STATED GOAL
Review the material line by line. Identify and copy every line that contains the string "color".

DATASET ROWS
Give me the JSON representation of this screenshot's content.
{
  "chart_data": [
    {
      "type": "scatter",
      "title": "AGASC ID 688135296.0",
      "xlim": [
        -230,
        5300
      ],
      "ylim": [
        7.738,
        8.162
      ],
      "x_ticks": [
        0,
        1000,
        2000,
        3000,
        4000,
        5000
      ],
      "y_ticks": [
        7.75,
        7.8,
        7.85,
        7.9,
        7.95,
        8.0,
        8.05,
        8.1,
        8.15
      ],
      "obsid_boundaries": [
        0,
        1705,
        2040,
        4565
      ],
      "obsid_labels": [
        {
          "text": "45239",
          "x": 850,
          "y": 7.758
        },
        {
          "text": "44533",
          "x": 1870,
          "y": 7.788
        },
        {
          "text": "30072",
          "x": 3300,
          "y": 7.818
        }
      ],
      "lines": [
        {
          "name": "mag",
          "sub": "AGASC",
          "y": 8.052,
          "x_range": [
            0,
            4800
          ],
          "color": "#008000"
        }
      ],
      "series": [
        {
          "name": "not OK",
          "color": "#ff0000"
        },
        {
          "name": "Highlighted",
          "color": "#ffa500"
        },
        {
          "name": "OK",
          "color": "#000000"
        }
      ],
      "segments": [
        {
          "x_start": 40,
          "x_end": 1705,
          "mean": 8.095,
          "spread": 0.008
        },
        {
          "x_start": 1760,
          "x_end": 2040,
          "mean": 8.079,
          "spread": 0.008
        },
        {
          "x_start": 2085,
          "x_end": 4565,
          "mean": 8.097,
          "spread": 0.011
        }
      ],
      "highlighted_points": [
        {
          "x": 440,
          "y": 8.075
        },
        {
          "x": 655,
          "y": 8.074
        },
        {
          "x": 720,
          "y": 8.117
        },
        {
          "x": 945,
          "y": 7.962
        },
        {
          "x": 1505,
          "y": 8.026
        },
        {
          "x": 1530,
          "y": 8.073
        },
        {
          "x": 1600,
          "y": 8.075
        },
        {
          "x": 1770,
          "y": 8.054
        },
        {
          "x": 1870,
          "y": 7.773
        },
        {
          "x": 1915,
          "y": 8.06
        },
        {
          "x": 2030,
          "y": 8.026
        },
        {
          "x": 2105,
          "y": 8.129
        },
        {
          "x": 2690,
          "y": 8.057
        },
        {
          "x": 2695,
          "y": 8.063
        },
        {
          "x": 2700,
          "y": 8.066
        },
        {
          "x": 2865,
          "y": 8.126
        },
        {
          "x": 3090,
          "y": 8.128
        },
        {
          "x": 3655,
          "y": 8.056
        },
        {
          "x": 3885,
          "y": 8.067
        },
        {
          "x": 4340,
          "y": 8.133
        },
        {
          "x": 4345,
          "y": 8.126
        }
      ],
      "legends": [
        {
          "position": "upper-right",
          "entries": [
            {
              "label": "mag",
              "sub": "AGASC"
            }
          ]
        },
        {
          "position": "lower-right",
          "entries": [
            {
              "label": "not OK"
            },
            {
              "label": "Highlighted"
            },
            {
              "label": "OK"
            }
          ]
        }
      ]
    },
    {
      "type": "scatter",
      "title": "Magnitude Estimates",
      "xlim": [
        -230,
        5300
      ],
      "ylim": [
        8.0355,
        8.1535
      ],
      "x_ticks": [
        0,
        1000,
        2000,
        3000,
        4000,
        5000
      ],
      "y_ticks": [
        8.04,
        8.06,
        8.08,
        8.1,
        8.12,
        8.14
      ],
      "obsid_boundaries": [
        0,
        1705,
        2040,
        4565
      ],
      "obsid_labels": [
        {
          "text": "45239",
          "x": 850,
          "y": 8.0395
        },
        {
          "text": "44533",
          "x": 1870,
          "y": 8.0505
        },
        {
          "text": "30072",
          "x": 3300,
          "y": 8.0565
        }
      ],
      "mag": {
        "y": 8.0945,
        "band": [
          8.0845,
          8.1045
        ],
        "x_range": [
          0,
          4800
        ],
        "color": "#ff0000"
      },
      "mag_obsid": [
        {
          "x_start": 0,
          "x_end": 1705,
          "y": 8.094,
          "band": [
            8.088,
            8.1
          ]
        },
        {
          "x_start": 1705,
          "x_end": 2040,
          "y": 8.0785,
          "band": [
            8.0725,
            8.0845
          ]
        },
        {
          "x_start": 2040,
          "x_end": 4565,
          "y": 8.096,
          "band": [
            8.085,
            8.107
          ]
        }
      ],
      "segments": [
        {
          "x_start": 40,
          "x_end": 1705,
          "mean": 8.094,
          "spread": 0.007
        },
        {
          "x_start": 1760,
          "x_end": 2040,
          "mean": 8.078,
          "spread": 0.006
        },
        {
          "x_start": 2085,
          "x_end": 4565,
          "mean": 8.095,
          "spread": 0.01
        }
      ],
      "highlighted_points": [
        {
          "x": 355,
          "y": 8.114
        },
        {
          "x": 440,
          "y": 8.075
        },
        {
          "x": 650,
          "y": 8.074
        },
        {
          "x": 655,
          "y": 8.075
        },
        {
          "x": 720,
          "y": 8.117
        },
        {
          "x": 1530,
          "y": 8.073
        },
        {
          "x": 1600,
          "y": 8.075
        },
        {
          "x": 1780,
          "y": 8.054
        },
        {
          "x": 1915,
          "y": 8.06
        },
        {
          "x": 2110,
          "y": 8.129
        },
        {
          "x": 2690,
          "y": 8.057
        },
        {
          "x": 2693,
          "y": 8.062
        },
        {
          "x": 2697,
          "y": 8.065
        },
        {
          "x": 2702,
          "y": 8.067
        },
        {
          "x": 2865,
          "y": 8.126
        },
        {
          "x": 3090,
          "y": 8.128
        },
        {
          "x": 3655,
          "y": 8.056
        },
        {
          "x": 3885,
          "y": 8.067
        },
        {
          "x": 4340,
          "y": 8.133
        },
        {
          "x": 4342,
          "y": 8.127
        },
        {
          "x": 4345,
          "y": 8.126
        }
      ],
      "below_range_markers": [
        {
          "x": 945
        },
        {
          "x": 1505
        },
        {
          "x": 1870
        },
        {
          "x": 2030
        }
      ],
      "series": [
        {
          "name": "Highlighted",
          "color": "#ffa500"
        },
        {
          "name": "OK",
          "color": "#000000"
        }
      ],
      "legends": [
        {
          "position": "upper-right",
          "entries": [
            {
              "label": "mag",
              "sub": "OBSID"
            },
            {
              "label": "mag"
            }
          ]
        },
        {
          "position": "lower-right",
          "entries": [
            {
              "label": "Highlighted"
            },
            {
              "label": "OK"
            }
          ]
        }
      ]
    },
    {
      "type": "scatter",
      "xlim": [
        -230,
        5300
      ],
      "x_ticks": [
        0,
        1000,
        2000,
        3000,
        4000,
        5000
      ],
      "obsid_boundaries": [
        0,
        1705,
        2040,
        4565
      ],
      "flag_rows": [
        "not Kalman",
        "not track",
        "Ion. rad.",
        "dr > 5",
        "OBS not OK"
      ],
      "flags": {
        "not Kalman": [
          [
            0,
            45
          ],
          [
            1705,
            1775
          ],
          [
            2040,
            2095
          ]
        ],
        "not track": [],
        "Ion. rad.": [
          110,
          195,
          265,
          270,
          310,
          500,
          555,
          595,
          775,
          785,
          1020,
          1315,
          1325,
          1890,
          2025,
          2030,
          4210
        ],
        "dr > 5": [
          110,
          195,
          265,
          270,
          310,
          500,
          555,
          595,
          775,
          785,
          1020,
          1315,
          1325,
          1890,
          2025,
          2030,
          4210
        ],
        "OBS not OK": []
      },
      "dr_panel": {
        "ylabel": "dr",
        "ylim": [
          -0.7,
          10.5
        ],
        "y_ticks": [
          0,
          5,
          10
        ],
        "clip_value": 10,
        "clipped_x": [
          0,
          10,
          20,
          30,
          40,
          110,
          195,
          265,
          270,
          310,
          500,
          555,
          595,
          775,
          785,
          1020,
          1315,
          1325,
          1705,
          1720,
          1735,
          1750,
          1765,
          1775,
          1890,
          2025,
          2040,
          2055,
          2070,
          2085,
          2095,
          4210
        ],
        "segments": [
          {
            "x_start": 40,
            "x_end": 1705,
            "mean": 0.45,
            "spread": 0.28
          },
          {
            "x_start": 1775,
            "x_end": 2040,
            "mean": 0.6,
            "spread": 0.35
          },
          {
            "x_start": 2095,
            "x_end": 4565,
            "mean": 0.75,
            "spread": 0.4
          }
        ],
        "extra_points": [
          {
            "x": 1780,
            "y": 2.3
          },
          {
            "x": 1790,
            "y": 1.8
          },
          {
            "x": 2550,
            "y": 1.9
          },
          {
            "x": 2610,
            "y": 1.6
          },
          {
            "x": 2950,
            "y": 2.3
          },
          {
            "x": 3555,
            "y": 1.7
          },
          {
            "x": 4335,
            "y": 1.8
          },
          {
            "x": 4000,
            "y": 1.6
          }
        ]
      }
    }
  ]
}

OUTPUT OF THE TASK
          "color": "#008000"
          "color": "#ff0000"
          "color": "#ffa500"
          "color": "#000000"
        "color": "#ff0000"
          "color": "#ffa500"
          "color": "#000000"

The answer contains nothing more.